* **EXERCISE INSTRUCTIONS**: Retype the records that come next, word for word.

* **DATA ROWS**:

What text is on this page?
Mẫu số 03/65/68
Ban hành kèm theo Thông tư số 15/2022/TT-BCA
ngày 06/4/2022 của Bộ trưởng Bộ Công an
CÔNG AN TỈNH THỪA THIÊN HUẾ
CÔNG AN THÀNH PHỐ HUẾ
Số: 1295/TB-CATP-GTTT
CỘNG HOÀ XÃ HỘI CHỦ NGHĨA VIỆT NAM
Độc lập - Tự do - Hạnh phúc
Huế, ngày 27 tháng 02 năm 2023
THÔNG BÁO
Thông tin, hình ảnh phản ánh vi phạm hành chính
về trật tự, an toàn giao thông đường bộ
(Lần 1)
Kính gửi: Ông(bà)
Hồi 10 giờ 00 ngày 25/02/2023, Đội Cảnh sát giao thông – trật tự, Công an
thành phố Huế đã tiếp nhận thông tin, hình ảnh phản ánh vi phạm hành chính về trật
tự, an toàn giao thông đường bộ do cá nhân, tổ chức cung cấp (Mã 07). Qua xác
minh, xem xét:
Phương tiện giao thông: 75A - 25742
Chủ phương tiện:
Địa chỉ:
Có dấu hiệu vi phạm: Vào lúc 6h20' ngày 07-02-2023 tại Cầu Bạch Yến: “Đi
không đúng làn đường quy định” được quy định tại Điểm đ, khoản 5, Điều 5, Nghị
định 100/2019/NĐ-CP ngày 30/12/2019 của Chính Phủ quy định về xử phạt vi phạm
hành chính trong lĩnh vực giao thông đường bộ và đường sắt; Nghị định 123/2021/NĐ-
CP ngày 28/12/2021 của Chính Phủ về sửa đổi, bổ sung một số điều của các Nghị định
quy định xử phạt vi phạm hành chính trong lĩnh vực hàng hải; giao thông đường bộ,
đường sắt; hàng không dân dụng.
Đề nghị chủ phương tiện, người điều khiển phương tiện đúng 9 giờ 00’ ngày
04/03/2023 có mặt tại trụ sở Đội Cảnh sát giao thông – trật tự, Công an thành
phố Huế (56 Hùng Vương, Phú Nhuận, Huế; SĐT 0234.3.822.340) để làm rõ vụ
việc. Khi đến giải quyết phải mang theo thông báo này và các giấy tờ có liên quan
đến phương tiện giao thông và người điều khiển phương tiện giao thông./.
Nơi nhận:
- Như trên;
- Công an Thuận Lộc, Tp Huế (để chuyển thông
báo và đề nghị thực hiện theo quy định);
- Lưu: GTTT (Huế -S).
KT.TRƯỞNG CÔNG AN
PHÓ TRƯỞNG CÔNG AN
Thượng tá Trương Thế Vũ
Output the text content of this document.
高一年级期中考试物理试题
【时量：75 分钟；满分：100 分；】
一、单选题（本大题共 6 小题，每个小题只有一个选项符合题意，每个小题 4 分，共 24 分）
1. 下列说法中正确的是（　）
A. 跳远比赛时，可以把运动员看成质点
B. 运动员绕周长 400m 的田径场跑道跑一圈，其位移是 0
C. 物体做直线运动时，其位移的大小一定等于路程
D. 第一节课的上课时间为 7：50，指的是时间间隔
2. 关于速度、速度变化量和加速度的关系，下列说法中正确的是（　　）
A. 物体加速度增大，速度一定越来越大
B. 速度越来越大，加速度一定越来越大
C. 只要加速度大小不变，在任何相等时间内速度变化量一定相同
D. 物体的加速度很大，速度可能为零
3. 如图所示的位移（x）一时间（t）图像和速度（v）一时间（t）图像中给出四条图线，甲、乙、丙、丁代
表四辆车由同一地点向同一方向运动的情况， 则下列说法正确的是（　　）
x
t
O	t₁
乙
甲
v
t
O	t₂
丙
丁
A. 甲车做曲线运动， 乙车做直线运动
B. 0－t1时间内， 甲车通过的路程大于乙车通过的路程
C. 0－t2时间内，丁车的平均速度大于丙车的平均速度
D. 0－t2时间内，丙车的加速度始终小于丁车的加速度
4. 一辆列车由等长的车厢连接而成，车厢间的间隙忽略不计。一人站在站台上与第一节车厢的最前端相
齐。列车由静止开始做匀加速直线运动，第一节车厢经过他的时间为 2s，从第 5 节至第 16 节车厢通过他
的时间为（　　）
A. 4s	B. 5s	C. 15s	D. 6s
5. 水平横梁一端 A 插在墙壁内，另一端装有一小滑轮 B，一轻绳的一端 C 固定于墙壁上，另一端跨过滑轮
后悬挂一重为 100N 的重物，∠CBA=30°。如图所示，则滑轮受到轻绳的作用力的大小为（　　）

* **FINISHED TASK**:
What text is on this page?
Mẫu số 03/65/68
Ban hành kèm theo Thông tư số 15/2022/TT-BCA
ngày 06/4/2022 của Bộ trưởng Bộ Công an
CÔNG AN TỈNH THỪA THIÊN HUẾ
CÔNG AN THÀNH PHỐ HUẾ
Số: 1295/TB-CATP-GTTT
CỘNG HOÀ XÃ HỘI CHỦ NGHĨA VIỆT NAM
Độc lập - Tự do - Hạnh phúc
Huế, ngày 27 tháng 02 năm 2023
THÔNG BÁO
Thông tin, hình ảnh phản ánh vi phạm hành chính
về trật tự, an toàn giao thông đường bộ
(Lần 1)
Kính gửi: Ông(bà)
Hồi 10 giờ 00 ngày 25/02/2023, Đội Cảnh sát giao thông – trật tự, Công an
thành phố Huế đã tiếp nhận thông tin, hình ảnh phản ánh vi phạm hành chính về trật
tự, an toàn giao thông đường bộ do cá nhân, tổ chức cung cấp (Mã 07). Qua xác
minh, xem xét:
Phương tiện giao thông: 75A - 25742
Chủ phương tiện:
Địa chỉ:
Có dấu hiệu vi phạm: Vào lúc 6h20' ngày 07-02-2023 tại Cầu Bạch Yến: “Đi
không đúng làn đường quy định” được quy định tại Điểm đ, khoản 5, Điều 5, Nghị
định 100/2019/NĐ-CP ngày 30/12/2019 của Chính Phủ quy định về xử phạt vi phạm
hành chính trong lĩnh vực giao thông đường bộ và đường sắt; Nghị định 123/2021/NĐ-
CP ngày 28/12/2021 của Chính Phủ về sửa đổi, bổ sung một số điều của các Nghị định
quy định xử phạt vi phạm hành chính trong lĩnh vực hàng hải; giao thông đường bộ,
đường sắt; hàng không dân dụng.
Đề nghị chủ phương tiện, người điều khiển phương tiện đúng 9 giờ 00’ ngày
04/03/2023 có mặt tại trụ sở Đội Cảnh sát giao thông – trật tự, Công an thành
phố Huế (56 Hùng Vương, Phú Nhuận, Huế; SĐT 0234.3.822.340) để làm rõ vụ
việc. Khi đến giải quyết phải mang theo thông báo này và các giấy tờ có liên quan
đến phương tiện giao thông và người điều khiển phương tiện giao thông./.
Nơi nhận:
- Như trên;
- Công an Thuận Lộc, Tp Huế (để chuyển thông
báo và đề nghị thực hiện theo quy định);
- Lưu: GTTT (Huế -S).
KT.TRƯỞNG CÔNG AN
PHÓ TRƯỞNG CÔNG AN
Thượng tá Trương Thế Vũ
Output the text content of this document.
高一年级期中考试物理试题
【时量：75 分钟；满分：100 分；】
一、单选题（本大题共 6 小题，每个小题只有一个选项符合题意，每个小题 4 分，共 24 分）
1. 下列说法中正确的是（　）
A. 跳远比赛时，可以把运动员看成质点
B. 运动员绕周长 400m 的田径场跑道跑一圈，其位移是 0
C. 物体做直线运动时，其位移的大小一定等于路程
D. 第一节课的上课时间为 7：50，指的是时间间隔
2. 关于速度、速度变化量和加速度的关系，下列说法中正确的是（　　）
A. 物体加速度增大，速度一定越来越大
B. 速度越来越大，加速度一定越来越大
C. 只要加速度大小不变，在任何相等时间内速度变化量一定相同
D. 物体的加速度很大，速度可能为零
3. 如图所示的位移（x）一时间（t）图像和速度（v）一时间（t）图像中给出四条图线，甲、乙、丙、丁代
表四辆车由同一地点向同一方向运动的情况， 则下列说法正确的是（　　）
x
t
O	t₁
乙
甲
v
t
O	t₂
丙
丁
A. 甲车做曲线运动， 乙车做直线运动
B. 0－t1时间内， 甲车通过的路程大于乙车通过的路程
C. 0－t2时间内，丁车的平均速度大于丙车的平均速度
D. 0－t2时间内，丙车的加速度始终小于丁车的加速度
4. 一辆列车由等长的车厢连接而成，车厢间的间隙忽略不计。一人站在站台上与第一节车厢的最前端相
齐。列车由静止开始做匀加速直线运动，第一节车厢经过他的时间为 2s，从第 5 节至第 16 节车厢通过他
的时间为（　　）
A. 4s	B. 5s	C. 15s	D. 6s
5. 水平横梁一端 A 插在墙壁内，另一端装有一小滑轮 B，一轻绳的一端 C 固定于墙壁上，另一端跨过滑轮
后悬挂一重为 100N 的重物，∠CBA=30°。如图所示，则滑轮受到轻绳的作用力的大小为（　　）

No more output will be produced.